▸ **Exercise brief**
Search the material below for the word "выдачи" and copy every line in which it occurs.

▸ **Entries**
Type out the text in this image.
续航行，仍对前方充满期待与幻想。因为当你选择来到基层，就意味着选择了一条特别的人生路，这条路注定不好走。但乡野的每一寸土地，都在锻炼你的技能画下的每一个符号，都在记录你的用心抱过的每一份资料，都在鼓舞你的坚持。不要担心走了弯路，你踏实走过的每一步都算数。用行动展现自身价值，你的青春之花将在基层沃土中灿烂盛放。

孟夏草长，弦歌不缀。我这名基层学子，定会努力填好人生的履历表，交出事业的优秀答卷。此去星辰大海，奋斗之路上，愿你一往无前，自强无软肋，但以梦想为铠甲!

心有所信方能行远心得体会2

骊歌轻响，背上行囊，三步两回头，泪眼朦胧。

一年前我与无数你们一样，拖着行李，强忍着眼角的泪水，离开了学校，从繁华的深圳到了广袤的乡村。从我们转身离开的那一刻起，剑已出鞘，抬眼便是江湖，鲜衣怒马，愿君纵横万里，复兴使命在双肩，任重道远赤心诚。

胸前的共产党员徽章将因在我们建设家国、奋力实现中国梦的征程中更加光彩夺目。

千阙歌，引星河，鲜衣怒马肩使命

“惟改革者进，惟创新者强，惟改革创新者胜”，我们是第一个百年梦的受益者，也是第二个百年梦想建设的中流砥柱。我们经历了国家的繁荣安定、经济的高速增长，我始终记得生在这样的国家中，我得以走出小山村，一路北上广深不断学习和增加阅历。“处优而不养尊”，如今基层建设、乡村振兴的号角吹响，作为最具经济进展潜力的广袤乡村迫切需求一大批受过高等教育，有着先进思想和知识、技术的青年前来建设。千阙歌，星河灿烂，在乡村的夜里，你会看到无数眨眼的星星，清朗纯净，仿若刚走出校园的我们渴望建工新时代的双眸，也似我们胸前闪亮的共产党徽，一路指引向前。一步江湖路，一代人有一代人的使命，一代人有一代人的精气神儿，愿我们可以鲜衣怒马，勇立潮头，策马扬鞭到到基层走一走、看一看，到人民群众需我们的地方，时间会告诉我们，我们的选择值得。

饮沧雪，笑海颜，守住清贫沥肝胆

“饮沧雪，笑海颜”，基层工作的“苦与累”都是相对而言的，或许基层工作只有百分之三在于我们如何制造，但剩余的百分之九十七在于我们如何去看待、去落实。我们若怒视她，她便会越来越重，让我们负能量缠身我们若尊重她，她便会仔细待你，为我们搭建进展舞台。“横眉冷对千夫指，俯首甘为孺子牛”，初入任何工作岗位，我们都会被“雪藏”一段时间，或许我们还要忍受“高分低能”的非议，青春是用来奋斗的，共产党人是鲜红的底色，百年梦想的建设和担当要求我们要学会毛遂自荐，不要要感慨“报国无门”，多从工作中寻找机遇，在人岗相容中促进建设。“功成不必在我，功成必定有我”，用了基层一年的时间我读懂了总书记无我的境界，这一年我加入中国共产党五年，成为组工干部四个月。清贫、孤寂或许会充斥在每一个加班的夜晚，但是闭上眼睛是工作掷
==
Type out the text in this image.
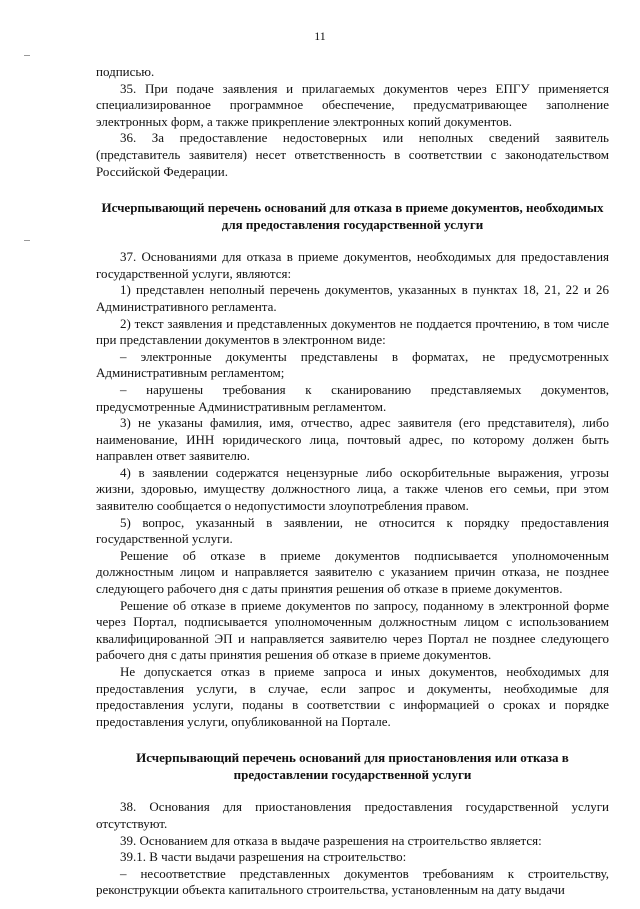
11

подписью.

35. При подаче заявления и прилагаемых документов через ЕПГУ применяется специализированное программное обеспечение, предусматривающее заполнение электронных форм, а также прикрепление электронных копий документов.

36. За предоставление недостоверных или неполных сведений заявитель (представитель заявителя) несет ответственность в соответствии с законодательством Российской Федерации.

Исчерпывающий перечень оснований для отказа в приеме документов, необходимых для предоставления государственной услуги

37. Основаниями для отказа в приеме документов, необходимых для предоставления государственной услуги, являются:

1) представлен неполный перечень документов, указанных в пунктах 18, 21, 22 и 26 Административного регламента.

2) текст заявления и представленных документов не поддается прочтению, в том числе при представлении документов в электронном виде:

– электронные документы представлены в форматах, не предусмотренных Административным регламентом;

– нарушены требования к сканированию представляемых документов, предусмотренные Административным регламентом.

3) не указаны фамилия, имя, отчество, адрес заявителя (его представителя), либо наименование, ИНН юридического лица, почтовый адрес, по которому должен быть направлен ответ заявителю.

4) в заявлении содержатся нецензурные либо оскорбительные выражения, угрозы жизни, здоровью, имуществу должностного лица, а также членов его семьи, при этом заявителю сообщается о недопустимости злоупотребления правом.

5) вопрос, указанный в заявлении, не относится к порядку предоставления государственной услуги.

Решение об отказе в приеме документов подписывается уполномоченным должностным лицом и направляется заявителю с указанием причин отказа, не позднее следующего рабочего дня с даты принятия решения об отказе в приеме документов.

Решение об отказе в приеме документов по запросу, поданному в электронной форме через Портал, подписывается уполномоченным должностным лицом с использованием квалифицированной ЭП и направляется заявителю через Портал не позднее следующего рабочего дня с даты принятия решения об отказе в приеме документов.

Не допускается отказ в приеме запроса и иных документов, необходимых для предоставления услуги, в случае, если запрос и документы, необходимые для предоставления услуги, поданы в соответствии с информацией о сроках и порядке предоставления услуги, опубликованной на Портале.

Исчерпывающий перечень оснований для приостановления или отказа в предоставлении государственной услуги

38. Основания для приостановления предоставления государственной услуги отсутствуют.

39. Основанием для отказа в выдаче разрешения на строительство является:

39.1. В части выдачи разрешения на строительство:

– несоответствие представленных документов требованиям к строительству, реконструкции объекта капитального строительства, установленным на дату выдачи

▸ **The answer**
39.1. В части выдачи разрешения на строительство:
– несоответствие представленных документов требованиям к строительству, реконструкции объекта капитального строительства, установленным на дату выдачи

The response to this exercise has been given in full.